- PROBLEM TO SOLVE -
Copy out each line of the data that holds the word "ธยมศ".

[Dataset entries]
# # # # #

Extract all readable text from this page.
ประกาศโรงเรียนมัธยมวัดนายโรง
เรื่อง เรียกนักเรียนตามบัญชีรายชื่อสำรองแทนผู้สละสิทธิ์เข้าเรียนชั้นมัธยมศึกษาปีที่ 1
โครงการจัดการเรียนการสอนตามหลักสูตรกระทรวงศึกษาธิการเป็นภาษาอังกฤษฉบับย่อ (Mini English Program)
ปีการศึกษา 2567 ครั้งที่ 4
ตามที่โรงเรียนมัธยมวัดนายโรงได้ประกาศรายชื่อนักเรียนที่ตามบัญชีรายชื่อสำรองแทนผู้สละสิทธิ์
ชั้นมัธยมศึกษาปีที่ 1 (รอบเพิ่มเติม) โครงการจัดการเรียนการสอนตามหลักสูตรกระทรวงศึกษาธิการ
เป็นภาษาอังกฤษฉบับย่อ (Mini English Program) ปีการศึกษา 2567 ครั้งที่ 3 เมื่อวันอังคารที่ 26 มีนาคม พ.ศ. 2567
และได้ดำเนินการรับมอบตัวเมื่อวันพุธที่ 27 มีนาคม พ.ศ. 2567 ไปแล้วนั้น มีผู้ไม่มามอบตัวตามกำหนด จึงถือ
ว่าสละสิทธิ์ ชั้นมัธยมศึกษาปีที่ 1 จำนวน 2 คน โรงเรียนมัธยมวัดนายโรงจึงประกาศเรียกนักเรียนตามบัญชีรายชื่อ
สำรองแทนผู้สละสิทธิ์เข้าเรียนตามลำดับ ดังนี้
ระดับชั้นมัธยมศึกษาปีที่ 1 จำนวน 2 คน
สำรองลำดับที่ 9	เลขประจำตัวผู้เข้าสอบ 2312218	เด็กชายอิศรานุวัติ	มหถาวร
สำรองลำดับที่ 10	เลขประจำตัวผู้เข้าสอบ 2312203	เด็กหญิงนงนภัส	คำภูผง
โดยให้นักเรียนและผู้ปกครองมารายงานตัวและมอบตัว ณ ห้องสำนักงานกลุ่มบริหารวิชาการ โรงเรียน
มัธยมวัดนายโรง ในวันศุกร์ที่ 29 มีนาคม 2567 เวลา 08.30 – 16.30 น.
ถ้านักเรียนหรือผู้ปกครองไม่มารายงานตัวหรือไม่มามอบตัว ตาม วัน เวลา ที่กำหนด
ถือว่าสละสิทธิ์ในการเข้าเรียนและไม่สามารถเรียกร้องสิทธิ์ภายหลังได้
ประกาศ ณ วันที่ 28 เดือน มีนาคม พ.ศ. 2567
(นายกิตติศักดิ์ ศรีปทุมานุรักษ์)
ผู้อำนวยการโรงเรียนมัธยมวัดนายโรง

# # # # #

- EXPECTED ANSWER -
เรื่อง เรียกนักเรียนตามบัญชีรายชื่อสำรองแทนผู้สละสิทธิ์เข้าเรียนชั้นมัธยมศึกษาปีที่ 1
ชั้นมัธยมศึกษาปีที่ 1 (รอบเพิ่มเติม) โครงการจัดการเรียนการสอนตามหลักสูตรกระทรวงศึกษาธิการ
ว่าสละสิทธิ์ ชั้นมัธยมศึกษาปีที่ 1 จำนวน 2 คน โรงเรียนมัธยมวัดนายโรงจึงประกาศเรียกนักเรียนตามบัญชีรายชื่อ
ระดับชั้นมัธยมศึกษาปีที่ 1 จำนวน 2 คน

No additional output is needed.